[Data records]
□ □ □
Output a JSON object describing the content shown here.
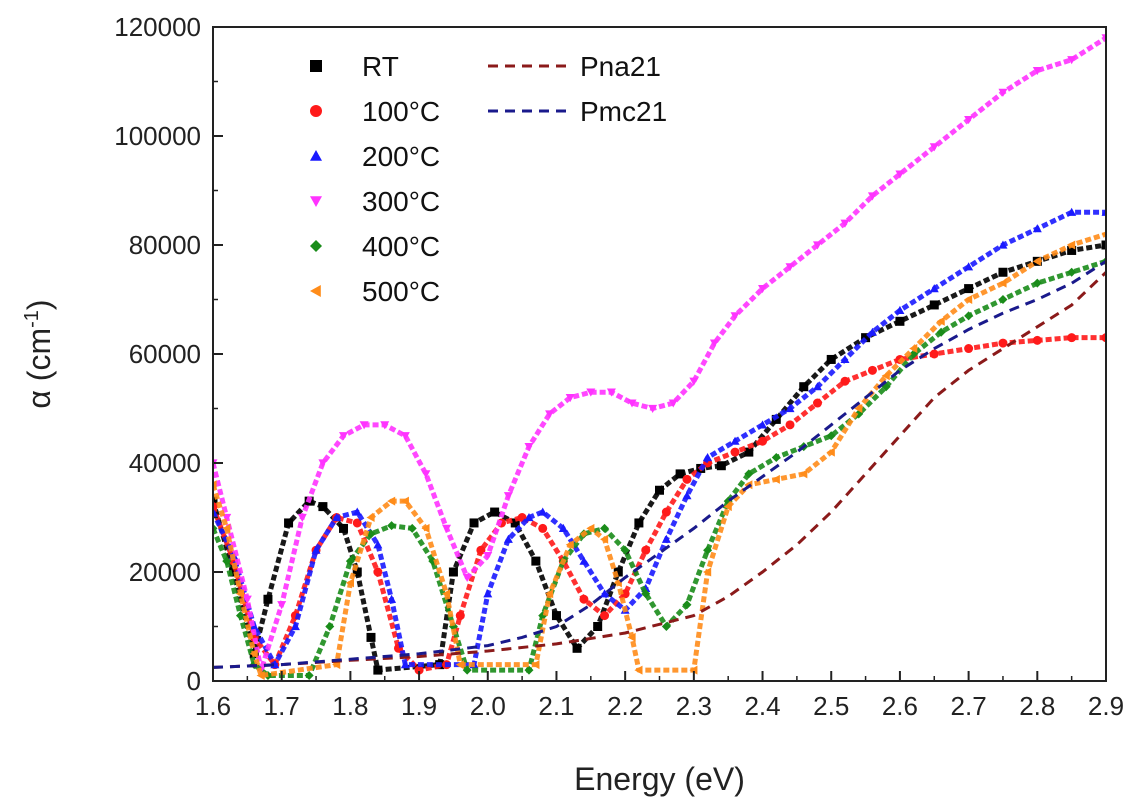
{
  "chart_data": {
    "type": "scatter",
    "xlabel": "Energy (eV)",
    "ylabel": "α (cm-1)",
    "ylabel_main": "α (cm",
    "ylabel_sup": "-1",
    "ylabel_close": ")",
    "xlim": [
      1.6,
      2.9
    ],
    "ylim": [
      0,
      120000
    ],
    "x_ticks": [
      1.6,
      1.7,
      1.8,
      1.9,
      2.0,
      2.1,
      2.2,
      2.3,
      2.4,
      2.5,
      2.6,
      2.7,
      2.8,
      2.9
    ],
    "x_tick_labels": [
      "1.6",
      "1.7",
      "1.8",
      "1.9",
      "2.0",
      "2.1",
      "2.2",
      "2.3",
      "2.4",
      "2.5",
      "2.6",
      "2.7",
      "2.8",
      "2.9"
    ],
    "y_ticks": [
      0,
      20000,
      40000,
      60000,
      80000,
      100000,
      120000
    ],
    "y_tick_labels": [
      "0",
      "20000",
      "40000",
      "60000",
      "80000",
      "100000",
      "120000"
    ],
    "grid": false,
    "legend_position": "top-left",
    "series": [
      {
        "name": "RT",
        "marker": "square",
        "color": "#000000",
        "x": [
          1.6,
          1.63,
          1.66,
          1.68,
          1.71,
          1.74,
          1.76,
          1.79,
          1.81,
          1.83,
          1.84,
          1.93,
          1.95,
          1.98,
          2.01,
          2.04,
          2.07,
          2.1,
          2.13,
          2.16,
          2.19,
          2.22,
          2.25,
          2.28,
          2.31,
          2.34,
          2.38,
          2.42,
          2.46,
          2.5,
          2.55,
          2.6,
          2.65,
          2.7,
          2.75,
          2.8,
          2.85,
          2.9
        ],
        "y": [
          33000,
          20000,
          5000,
          15000,
          29000,
          33000,
          32000,
          28000,
          20000,
          8000,
          2000,
          3000,
          20000,
          29000,
          31000,
          29000,
          22000,
          12000,
          6000,
          10000,
          20000,
          29000,
          35000,
          38000,
          39000,
          39500,
          42000,
          48000,
          54000,
          59000,
          63000,
          66000,
          69000,
          72000,
          75000,
          77000,
          79000,
          80000
        ]
      },
      {
        "name": "100°C",
        "marker": "circle",
        "color": "#ff1a1a",
        "x": [
          1.6,
          1.63,
          1.66,
          1.69,
          1.72,
          1.75,
          1.78,
          1.81,
          1.84,
          1.87,
          1.9,
          1.94,
          1.96,
          1.99,
          2.02,
          2.05,
          2.08,
          2.11,
          2.14,
          2.17,
          2.2,
          2.23,
          2.26,
          2.29,
          2.32,
          2.36,
          2.4,
          2.44,
          2.48,
          2.52,
          2.56,
          2.6,
          2.65,
          2.7,
          2.75,
          2.8,
          2.85,
          2.9
        ],
        "y": [
          32000,
          22000,
          8000,
          3000,
          12000,
          24000,
          30000,
          29000,
          20000,
          6000,
          2000,
          3000,
          12000,
          24000,
          29000,
          30000,
          28000,
          22000,
          15000,
          12000,
          16000,
          24000,
          31000,
          37000,
          40000,
          42000,
          44000,
          47000,
          51000,
          55000,
          57000,
          59000,
          60000,
          61000,
          62000,
          62500,
          63000,
          63000
        ]
      },
      {
        "name": "200°C",
        "marker": "triangle-up",
        "color": "#1a1aff",
        "x": [
          1.6,
          1.63,
          1.66,
          1.69,
          1.72,
          1.75,
          1.78,
          1.81,
          1.84,
          1.86,
          1.88,
          1.98,
          2.0,
          2.03,
          2.06,
          2.08,
          2.11,
          2.14,
          2.17,
          2.2,
          2.23,
          2.26,
          2.29,
          2.32,
          2.36,
          2.4,
          2.44,
          2.48,
          2.52,
          2.56,
          2.6,
          2.65,
          2.7,
          2.75,
          2.8,
          2.85,
          2.9
        ],
        "y": [
          31000,
          23000,
          10000,
          3000,
          10000,
          24000,
          30000,
          31000,
          25000,
          15000,
          3000,
          3000,
          16000,
          26000,
          30000,
          31000,
          28000,
          22000,
          16000,
          13000,
          17000,
          26000,
          34000,
          41000,
          44000,
          47000,
          50000,
          54000,
          59000,
          64000,
          68000,
          72000,
          76000,
          80000,
          83000,
          86000,
          86000
        ]
      },
      {
        "name": "300°C",
        "marker": "triangle-down",
        "color": "#ff33ff",
        "x": [
          1.6,
          1.62,
          1.65,
          1.67,
          1.7,
          1.73,
          1.76,
          1.79,
          1.82,
          1.85,
          1.88,
          1.91,
          1.94,
          1.97,
          2.0,
          2.03,
          2.06,
          2.09,
          2.12,
          2.15,
          2.18,
          2.21,
          2.24,
          2.27,
          2.3,
          2.33,
          2.36,
          2.4,
          2.44,
          2.48,
          2.52,
          2.56,
          2.6,
          2.65,
          2.7,
          2.75,
          2.8,
          2.85,
          2.9
        ],
        "y": [
          40000,
          30000,
          15000,
          2000,
          14000,
          30000,
          40000,
          45000,
          47000,
          47000,
          45000,
          38000,
          28000,
          19000,
          23000,
          34000,
          43000,
          49000,
          52000,
          53000,
          53000,
          51000,
          50000,
          51000,
          55000,
          62000,
          67000,
          72000,
          76000,
          80000,
          84000,
          89000,
          93000,
          98000,
          103000,
          108000,
          112000,
          114000,
          118000
        ]
      },
      {
        "name": "400°C",
        "marker": "diamond",
        "color": "#1a8c1a",
        "x": [
          1.6,
          1.62,
          1.64,
          1.66,
          1.68,
          1.74,
          1.77,
          1.8,
          1.83,
          1.86,
          1.89,
          1.92,
          1.95,
          1.97,
          2.06,
          2.08,
          2.11,
          2.14,
          2.17,
          2.2,
          2.23,
          2.26,
          2.29,
          2.32,
          2.35,
          2.38,
          2.42,
          2.46,
          2.5,
          2.54,
          2.58,
          2.62,
          2.66,
          2.7,
          2.75,
          2.8,
          2.85,
          2.9
        ],
        "y": [
          28000,
          22000,
          12000,
          3000,
          1000,
          1000,
          10000,
          22000,
          27000,
          28500,
          28000,
          22000,
          10000,
          2000,
          2000,
          12000,
          22000,
          27000,
          28000,
          24000,
          16000,
          10000,
          14000,
          24000,
          33000,
          38000,
          41000,
          43000,
          45000,
          49000,
          54000,
          60000,
          64000,
          67000,
          70000,
          73000,
          75000,
          77000
        ]
      },
      {
        "name": "500°C",
        "marker": "triangle-left",
        "color": "#ff8c1a",
        "x": [
          1.6,
          1.62,
          1.64,
          1.66,
          1.67,
          1.78,
          1.8,
          1.83,
          1.86,
          1.88,
          1.91,
          1.94,
          1.96,
          2.07,
          2.09,
          2.12,
          2.15,
          2.17,
          2.19,
          2.21,
          2.22,
          2.3,
          2.32,
          2.35,
          2.38,
          2.42,
          2.46,
          2.5,
          2.54,
          2.58,
          2.62,
          2.66,
          2.7,
          2.75,
          2.8,
          2.85,
          2.9
        ],
        "y": [
          36000,
          28000,
          16000,
          5000,
          1000,
          3000,
          18000,
          30000,
          33000,
          33000,
          28000,
          16000,
          3000,
          3000,
          16000,
          25000,
          28000,
          26000,
          18000,
          8000,
          2000,
          2000,
          20000,
          32000,
          36000,
          37000,
          38000,
          42000,
          50000,
          56000,
          61000,
          66000,
          70000,
          73000,
          77000,
          80000,
          82000
        ]
      },
      {
        "name": "Pna21",
        "marker": "dashed-line",
        "color": "#8b1a1a",
        "x": [
          1.6,
          1.7,
          1.8,
          1.9,
          2.0,
          2.1,
          2.2,
          2.3,
          2.35,
          2.4,
          2.45,
          2.5,
          2.55,
          2.6,
          2.65,
          2.7,
          2.75,
          2.8,
          2.85,
          2.9
        ],
        "y": [
          2500,
          3000,
          3800,
          4500,
          5500,
          6800,
          8800,
          12000,
          15500,
          20000,
          25000,
          31000,
          38000,
          45000,
          52000,
          57000,
          61000,
          65000,
          69000,
          75000
        ]
      },
      {
        "name": "Pmc21",
        "marker": "dashed-line",
        "color": "#1a1a8c",
        "x": [
          1.6,
          1.7,
          1.8,
          1.9,
          2.0,
          2.05,
          2.1,
          2.15,
          2.2,
          2.25,
          2.3,
          2.35,
          2.4,
          2.45,
          2.5,
          2.55,
          2.6,
          2.65,
          2.7,
          2.75,
          2.8,
          2.85,
          2.9
        ],
        "y": [
          2500,
          3000,
          4000,
          5000,
          6500,
          8000,
          10000,
          14000,
          19000,
          23500,
          28000,
          33000,
          37500,
          42000,
          47000,
          52000,
          57000,
          61000,
          64500,
          67500,
          70000,
          73000,
          77000
        ]
      }
    ]
  }
}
□ □ □
• Problem description
Determine how many lines of this listing contain "triangle", and give only the number.

• Result for this exercise
3